- Excerpted text -

━━━━━━

If we want to cover the path <1>, we need to solve the following constraints.

In [None]:
import z3

In [None]:
a, b, c = z3.Ints('a b c')

In [None]:
z3.solve(a == b, a == c, b == c)

In [None]:
assert check_triangle(0, 0, 0) == 'Equilateral'

Similarly, for solving path <2> we need to simply invert the condition (2):

In [None]:
a, b, c = z3.Ints('a b c')

In [None]:
z3.solve(a == b, a == c, z3.Not(b == c))

The symbolic execution suggests that there is no solution. A moment's reflection will convince us that it is indeed true. Let us proceed with the other paths.

Next we attempt path <3> which we get by inverting (4)

In [None]:
a, b, c = z3.Ints('a b c')

In [None]:
z3.solve(a == b, z3.Not(a==c))

In [None]:
assert check_triangle(1, 1, 0) == 'Isosceles'

How about path <4>?

In [None]:
a, b, c = z3.Ints('a b c')

In [None]:
z3.solve(z3.Not(a == b), b!= c, a == c)

In [None]:
assert check_triangle(1, 0, 1) == 'Isosceles'

Continuing to path <5>:

In [None]:
a, b, c = z3.Ints('a b c')

In [None]:
z3.solve(z3.Not(a == b), b!= c, z3.Not(a == c))

━━━━━━

- Given data -
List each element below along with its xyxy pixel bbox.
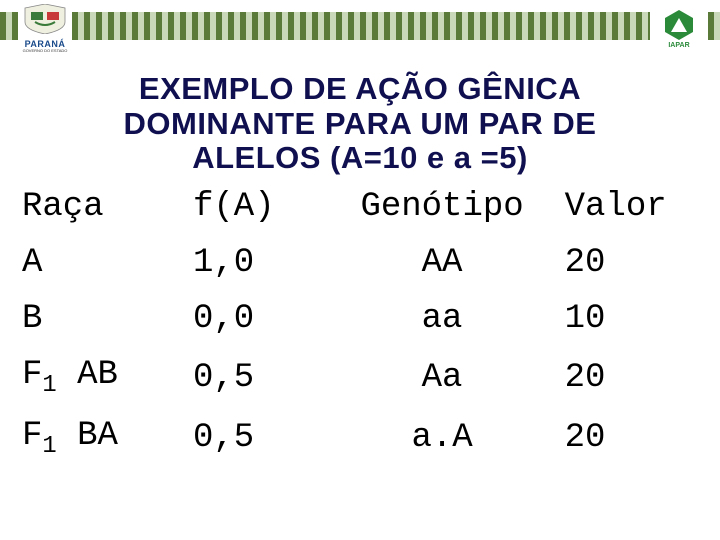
table-row: A 1,0 AA 20 [18,236,702,292]
slide-title: EXEMPLO DE AÇÃO GÊNICA DOMINANTE PARA UM… [18,72,702,176]
header-stripe-pattern [0,12,720,40]
table-header-row: Raça f(A) Genótipo Valor [18,180,702,236]
cell-valor: 20 [545,409,702,470]
iapar-logo-icon: IAPAR [657,8,701,48]
parana-crest-icon [21,4,69,34]
title-line-3: ALELOS (A=10 e a =5) [192,140,528,175]
table-row: F1 AB 0,5 Aa 20 [18,348,702,409]
cell-fa: 1,0 [189,236,339,292]
slide-content: EXEMPLO DE AÇÃO GÊNICA DOMINANTE PARA UM… [0,66,720,470]
cell-valor: 20 [545,348,702,409]
cell-valor: 10 [545,292,702,348]
cell-fa: 0,5 [189,348,339,409]
col-header-raca: Raça [18,180,189,236]
cell-raca: F1 BA [18,409,189,470]
genetics-table: Raça f(A) Genótipo Valor A 1,0 AA 20 B 0… [18,180,702,470]
table-row: B 0,0 aa 10 [18,292,702,348]
cell-raca: A [18,236,189,292]
parana-logo-subtext: GOVERNO DO ESTADO [18,49,72,53]
cell-geno: Aa [339,348,544,409]
table-row: F1 BA 0,5 a.A 20 [18,409,702,470]
col-header-valor: Valor [545,180,702,236]
cell-geno: aa [339,292,544,348]
col-header-genotipo: Genótipo [339,180,544,236]
cell-fa: 0,0 [189,292,339,348]
cell-valor: 20 [545,236,702,292]
header-band: PARANÁ GOVERNO DO ESTADO IAPAR [0,0,720,66]
iapar-logo: IAPAR [650,6,708,58]
title-line-1: EXEMPLO DE AÇÃO GÊNICA [139,71,581,106]
cell-fa: 0,5 [189,409,339,470]
col-header-fa: f(A) [189,180,339,236]
title-line-2: DOMINANTE PARA UM PAR DE [124,106,597,141]
parana-logo: PARANÁ GOVERNO DO ESTADO [18,4,72,62]
cell-geno: AA [339,236,544,292]
cell-raca: B [18,292,189,348]
cell-geno: a.A [339,409,544,470]
cell-raca: F1 AB [18,348,189,409]
svg-text:IAPAR: IAPAR [668,42,689,48]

━━━━━━

- Given request -
Resume the excerpt on covering triangle-classification paths with z3, starting after its last line. Nothing in the items is needed here.

- Answer to the exercise -
This is surprising! We get negative numbers, because while we *know* that a triangle's sides should not have negative numbers, it was not included in the code. We can explore how it would look if that restriction was added.

In [None]:
z3.solve(a >=0, b>=0, c>= 0,z3.Not(a == b), b!= c, z3.Not(a == c))

And indeed it is a *Scalene* triangle.

In [None]:
assert check_triangle(1, 0, 2) == 'Scalene'

For path <6> the procedure is smimilar.

In [None]:
z3.solve(a >=0, b>=0, c>= 0,z3.Not(a == b), z3.Not(b!= c))

In [None]:
assert check_triangle(0, 1, 1) == 'Isosceles'

That is, using simple symbolic computation, we were able to easily see that (1) some of the paths are not reachable, and (2) some of the conditions were insufficient. What about coverage?

In [None]:
from Coverage import Coverage

In [None]:
with Coverage() as cov:
    assert check_triangle(0, 0, 0) == 'Equilateral'
    assert check_triangle(1, 1, 0) == 'Isosceles'
    assert check_triangle(1, 0, 1) == 'Isosceles'
    assert check_triangle(1, 0, 2) == 'Scalene'
    assert check_triangle(0, 1, 1) == 'Isosceles'

In [None]:
source = inspect.getsource(check_triangle).strip().split('\n')

In [None]:
covered = set([lineno for method,lineno in cov._trace])
for i,s in enumerate(source):
    print('%s %2d: %s' % ('#' if i+1 in covered else ' ', i+1, s))

The coverage is as expected. The generated values does seem to cover all code that can be covered. However, doing this by hand is tedious and error prone. What we need is the ability to extract *all paths* in the program, and symbolically execute each path, which will generate the inputs required to cover all reachable portions of the program.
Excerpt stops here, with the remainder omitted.